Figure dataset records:
==========

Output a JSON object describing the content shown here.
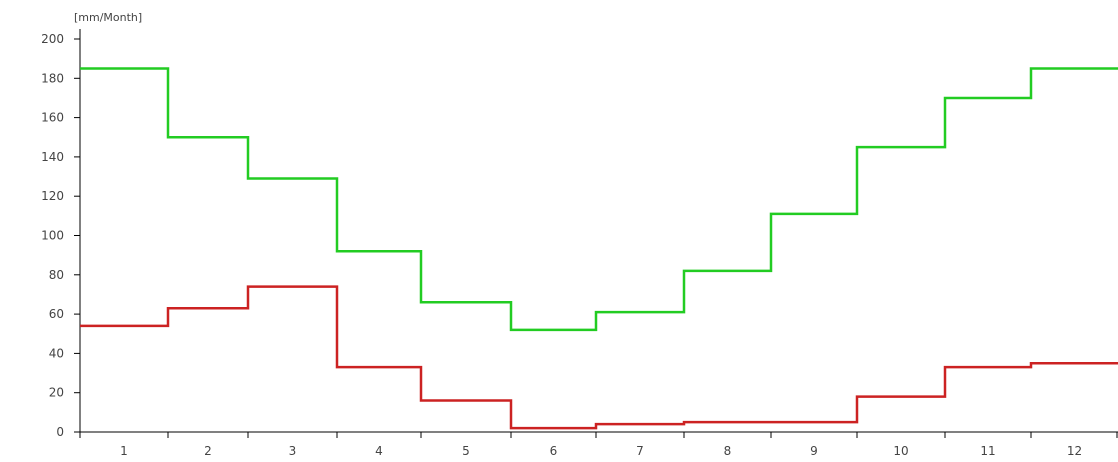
{
  "chart_data": {
    "type": "line",
    "step": true,
    "title": "",
    "xlabel": "",
    "ylabel": "",
    "unit_label": "[mm/Month]",
    "categories": [
      "1",
      "2",
      "3",
      "4",
      "5",
      "6",
      "7",
      "8",
      "9",
      "10",
      "11",
      "12"
    ],
    "y_ticks": [
      "0",
      "20",
      "40",
      "60",
      "80",
      "100",
      "120",
      "140",
      "160",
      "180",
      "200"
    ],
    "ylim": [
      0,
      200
    ],
    "grid": false,
    "legend": "none",
    "series": [
      {
        "color": "#22cc22",
        "values": [
          185,
          150,
          129,
          92,
          66,
          52,
          61,
          82,
          111,
          145,
          170,
          185
        ]
      },
      {
        "color": "#cc2222",
        "values": [
          54,
          63,
          74,
          33,
          16,
          2,
          4,
          5,
          5,
          18,
          33,
          35
        ]
      }
    ]
  }
}
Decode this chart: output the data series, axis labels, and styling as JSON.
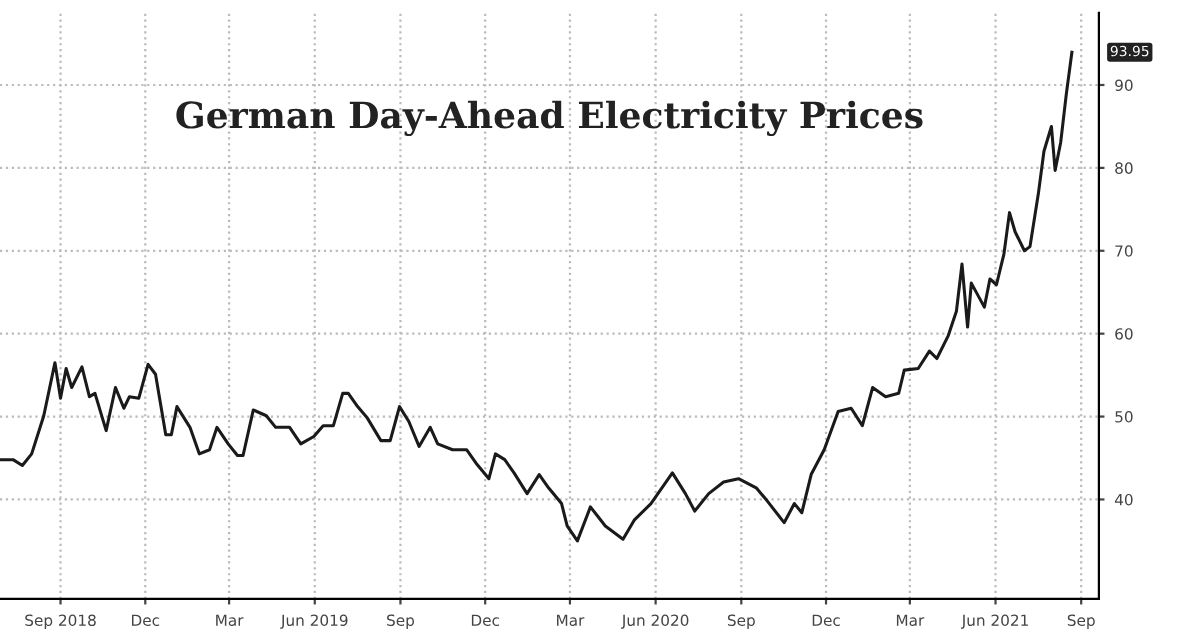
{
  "chart_data": {
    "type": "line",
    "title": "German Day-Ahead Electricity Prices",
    "x": [
      "2018-06-28",
      "2018-07-12",
      "2018-07-22",
      "2018-08-01",
      "2018-08-14",
      "2018-08-26",
      "2018-09-01",
      "2018-09-07",
      "2018-09-13",
      "2018-09-24",
      "2018-10-02",
      "2018-10-08",
      "2018-10-20",
      "2018-10-30",
      "2018-11-08",
      "2018-11-14",
      "2018-11-24",
      "2018-12-04",
      "2018-12-12",
      "2018-12-23",
      "2018-12-29",
      "2019-01-04",
      "2019-01-18",
      "2019-01-28",
      "2019-02-08",
      "2019-02-16",
      "2019-02-28",
      "2019-03-10",
      "2019-03-16",
      "2019-03-27",
      "2019-04-10",
      "2019-04-20",
      "2019-05-05",
      "2019-05-17",
      "2019-05-31",
      "2019-06-10",
      "2019-06-21",
      "2019-07-01",
      "2019-07-07",
      "2019-07-17",
      "2019-07-27",
      "2019-08-11",
      "2019-08-21",
      "2019-08-31",
      "2019-09-10",
      "2019-09-21",
      "2019-10-03",
      "2019-10-11",
      "2019-10-27",
      "2019-11-11",
      "2019-11-21",
      "2019-12-05",
      "2019-12-12",
      "2019-12-22",
      "2020-01-01",
      "2020-01-15",
      "2020-01-28",
      "2020-02-07",
      "2020-02-21",
      "2020-02-27",
      "2020-03-09",
      "2020-03-23",
      "2020-04-08",
      "2020-04-27",
      "2020-05-09",
      "2020-05-27",
      "2020-06-19",
      "2020-07-03",
      "2020-07-13",
      "2020-07-28",
      "2020-08-13",
      "2020-08-29",
      "2020-09-17",
      "2020-09-29",
      "2020-10-17",
      "2020-10-28",
      "2020-11-05",
      "2020-11-15",
      "2020-11-29",
      "2020-12-14",
      "2020-12-28",
      "2021-01-09",
      "2021-01-20",
      "2021-02-03",
      "2021-02-17",
      "2021-02-23",
      "2021-03-10",
      "2021-03-22",
      "2021-03-30",
      "2021-04-11",
      "2021-04-20",
      "2021-04-26",
      "2021-05-02",
      "2021-05-06",
      "2021-05-20",
      "2021-05-26",
      "2021-06-02",
      "2021-06-10",
      "2021-06-16",
      "2021-06-22",
      "2021-07-02",
      "2021-07-08",
      "2021-07-17",
      "2021-07-23",
      "2021-07-31",
      "2021-08-04",
      "2021-08-10",
      "2021-08-16",
      "2021-08-22"
    ],
    "series": [
      {
        "color": "#1a1a1a",
        "values": [
          44.8,
          44.8,
          44.1,
          45.5,
          50.1,
          56.5,
          52.2,
          55.8,
          53.5,
          56,
          52.4,
          52.8,
          48.3,
          53.5,
          51,
          52.4,
          52.2,
          56.3,
          55.1,
          47.8,
          47.8,
          51.2,
          48.7,
          45.5,
          46,
          48.7,
          46.7,
          45.3,
          45.3,
          50.8,
          50.1,
          48.7,
          48.7,
          46.7,
          47.6,
          48.9,
          48.9,
          52.8,
          52.8,
          51.2,
          49.9,
          47.1,
          47.1,
          51.2,
          49.4,
          46.4,
          48.7,
          46.7,
          46,
          46,
          44.4,
          42.5,
          45.5,
          44.8,
          43.2,
          40.7,
          43,
          41.4,
          39.5,
          36.8,
          35,
          39.1,
          36.8,
          35.2,
          37.5,
          39.5,
          43.2,
          40.7,
          38.6,
          40.7,
          42.1,
          42.5,
          41.4,
          39.8,
          37.2,
          39.5,
          38.4,
          43,
          46,
          50.6,
          51,
          48.9,
          53.5,
          52.4,
          52.8,
          55.6,
          55.8,
          57.9,
          57,
          59.7,
          62.7,
          68.4,
          60.8,
          66.1,
          63.2,
          66.6,
          65.9,
          69.6,
          74.6,
          72.3,
          70,
          70.5,
          76.9,
          82,
          85,
          79.7,
          83.1,
          88.9,
          93.95
        ]
      }
    ],
    "xlim": [
      "2018-06-28",
      "2021-09-20"
    ],
    "xticks": [
      {
        "value": "2018-09-01",
        "label": "Sep 2018"
      },
      {
        "value": "2018-12-01",
        "label": "Dec"
      },
      {
        "value": "2019-03-01",
        "label": "Mar"
      },
      {
        "value": "2019-06-01",
        "label": "Jun 2019"
      },
      {
        "value": "2019-09-01",
        "label": "Sep"
      },
      {
        "value": "2019-12-01",
        "label": "Dec"
      },
      {
        "value": "2020-03-01",
        "label": "Mar"
      },
      {
        "value": "2020-06-01",
        "label": "Jun 2020"
      },
      {
        "value": "2020-09-01",
        "label": "Sep"
      },
      {
        "value": "2020-12-01",
        "label": "Dec"
      },
      {
        "value": "2021-03-01",
        "label": "Mar"
      },
      {
        "value": "2021-06-01",
        "label": "Jun 2021"
      },
      {
        "value": "2021-09-01",
        "label": "Sep"
      }
    ],
    "ylim": [
      28,
      98.7
    ],
    "yticks": [
      40,
      50,
      60,
      70,
      80,
      90
    ],
    "grid": true,
    "legend": false,
    "line_style": "solid",
    "annotations": [
      {
        "text": "93.95",
        "x": "2021-08-22",
        "y": 93.95
      }
    ]
  }
}
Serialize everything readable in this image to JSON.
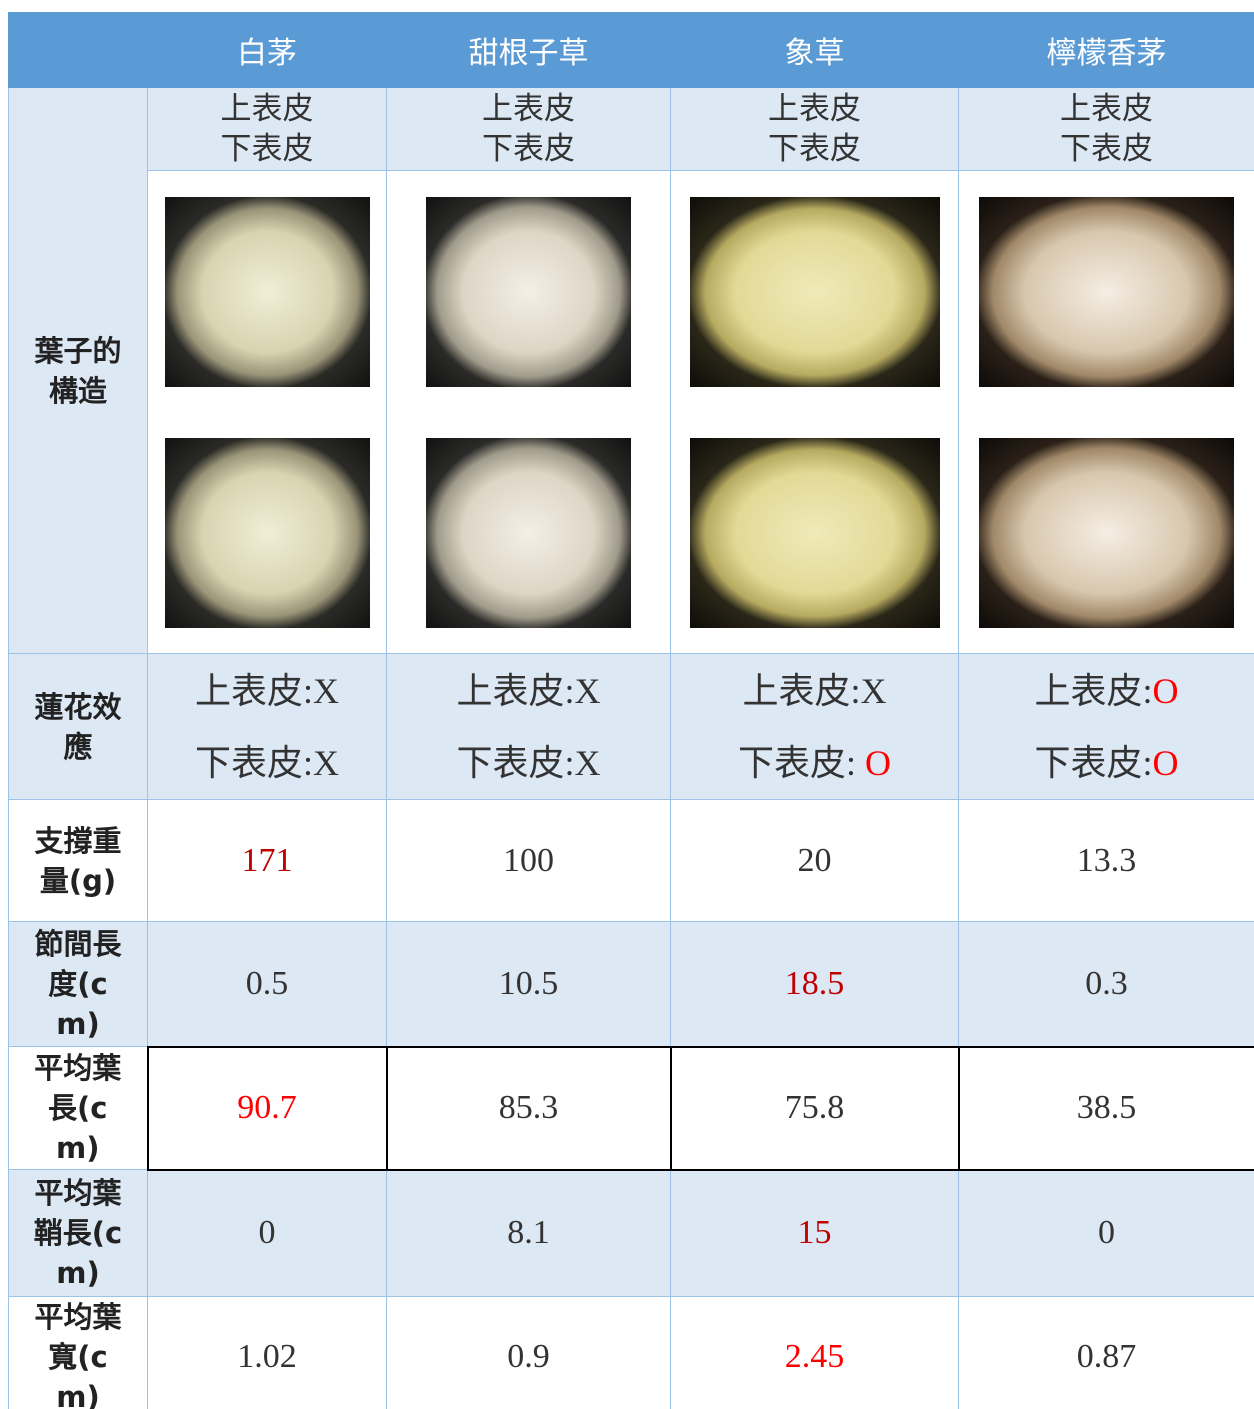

==========

__INSTRUCTIONS FOR THE TASK__
Extract every line of the records above that contains the word "title".

__RESULT__
    "title": "",
    "title": "German Day-Ahead Electricity Prices",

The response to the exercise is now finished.